- _Information shown_:

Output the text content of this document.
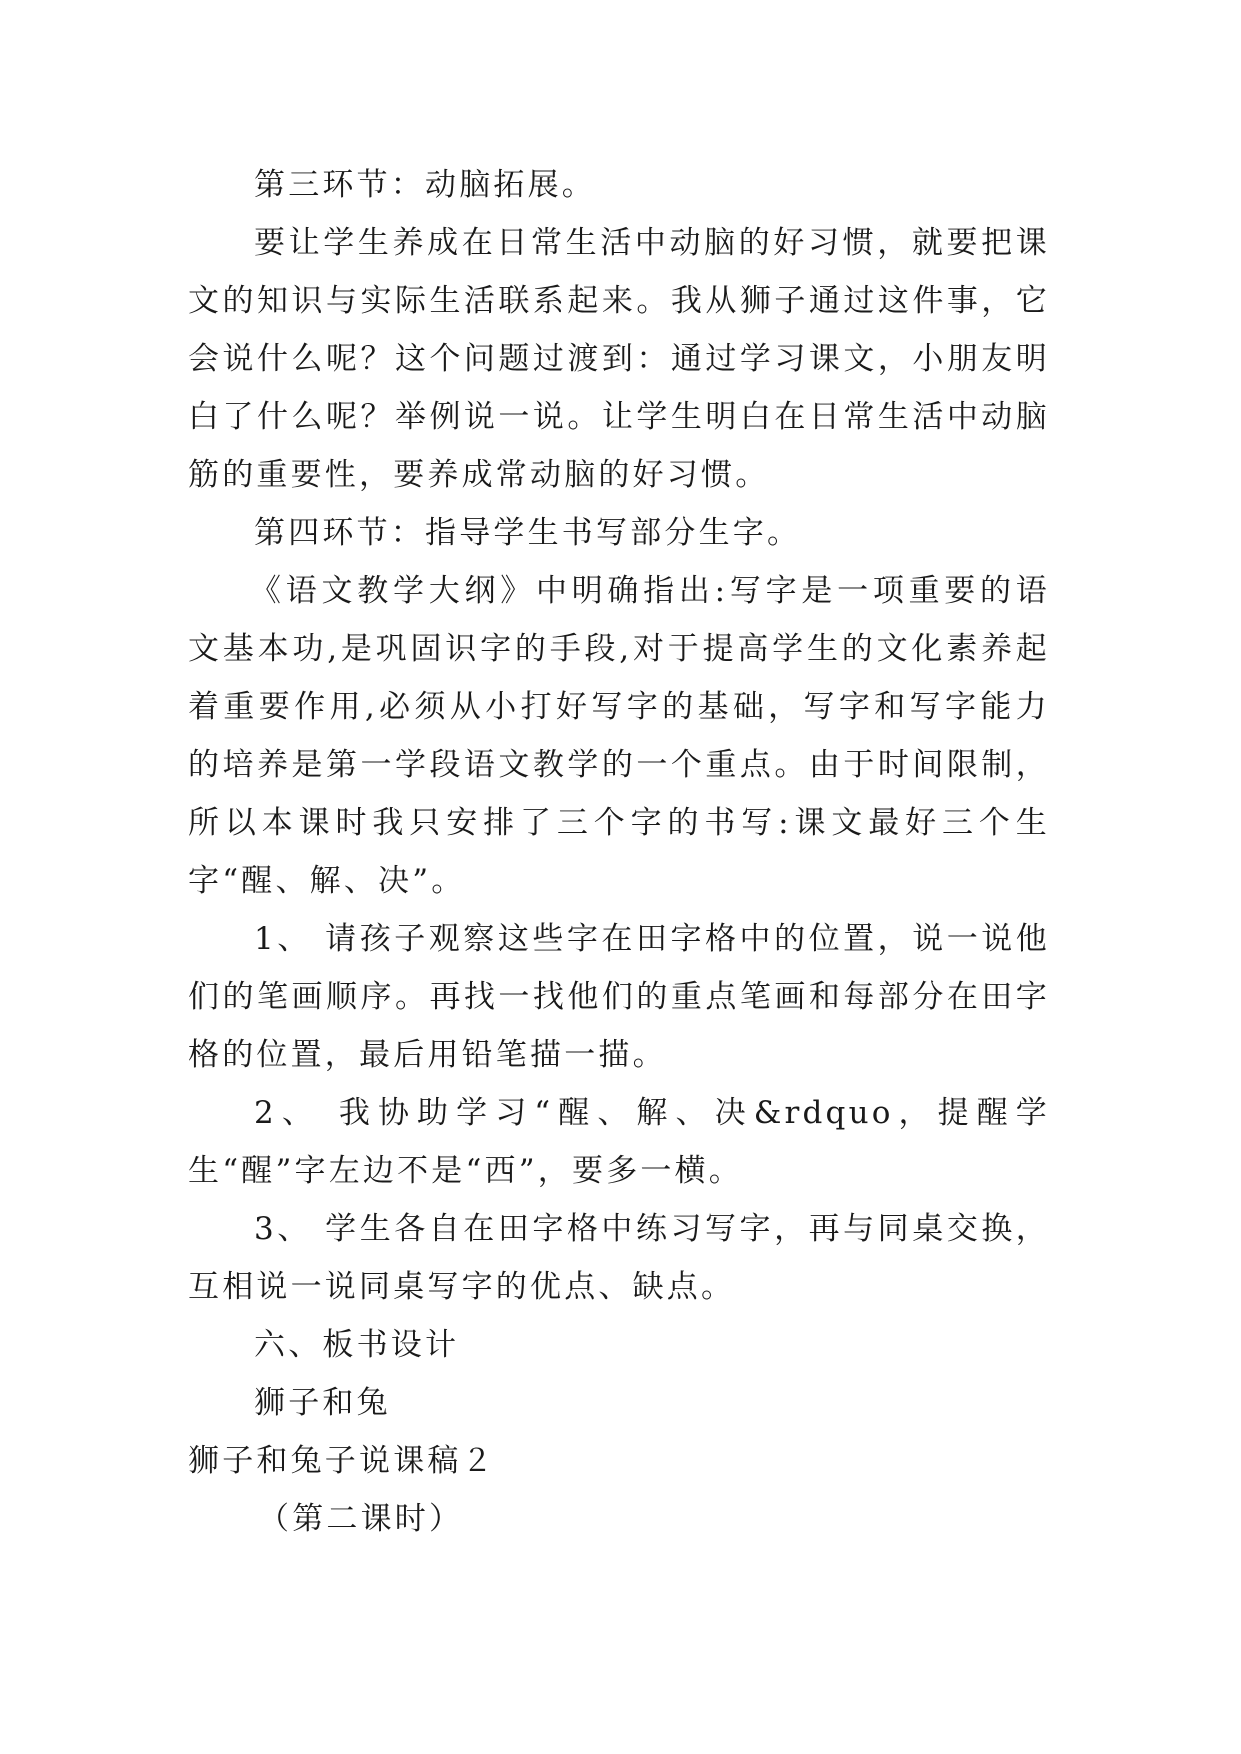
第三环节：动脑拓展。

要让学生养成在日常生活中动脑的好习惯，就要把课文的知识与实际生活联系起来。我从狮子通过这件事，它会说什么呢？这个问题过渡到：通过学习课文，小朋友明白了什么呢？举例说一说。让学生明白在日常生活中动脑筋的重要性，要养成常动脑的好习惯。

第四环节：指导学生书写部分生字。

《语文教学大纲》中明确指出:写字是一项重要的语文基本功,是巩固识字的手段,对于提高学生的文化素养起着重要作用,必须从小打好写字的基础，写字和写字能力的培养是第一学段语文教学的一个重点。由于时间限制，所以本课时我只安排了三个字的书写:课文最好三个生字“醒、解、决”。

1、 请孩子观察这些字在田字格中的位置，说一说他们的笔画顺序。再找一找他们的重点笔画和每部分在田字格的位置，最后用铅笔描一描。

2、 我协助学习“醒、解、决&rdquo，提醒学生“醒”字左边不是“西”，要多一横。

3、 学生各自在田字格中练习写字，再与同桌交换，互相说一说同桌写字的优点、缺点。

六、板书设计

狮子和兔

狮子和兔子说课稿２

（第二课时）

- _Work to do_: The records above must be printed exactly; the pictures stay out.

- _Final answer_:
Output the text content of this document.
第三环节：动脑拓展。

要让学生养成在日常生活中动脑的好习惯，就要把课文的知识与实际生活联系起来。我从狮子通过这件事，它会说什么呢？这个问题过渡到：通过学习课文，小朋友明白了什么呢？举例说一说。让学生明白在日常生活中动脑筋的重要性，要养成常动脑的好习惯。

第四环节：指导学生书写部分生字。

《语文教学大纲》中明确指出:写字是一项重要的语文基本功,是巩固识字的手段,对于提高学生的文化素养起着重要作用,必须从小打好写字的基础，写字和写字能力的培养是第一学段语文教学的一个重点。由于时间限制，所以本课时我只安排了三个字的书写:课文最好三个生字“醒、解、决”。

1、 请孩子观察这些字在田字格中的位置，说一说他们的笔画顺序。再找一找他们的重点笔画和每部分在田字格的位置，最后用铅笔描一描。

2、 我协助学习“醒、解、决&rdquo，提醒学生“醒”字左边不是“西”，要多一横。

3、 学生各自在田字格中练习写字，再与同桌交换，互相说一说同桌写字的优点、缺点。

六、板书设计

狮子和兔

狮子和兔子说课稿２

（第二课时）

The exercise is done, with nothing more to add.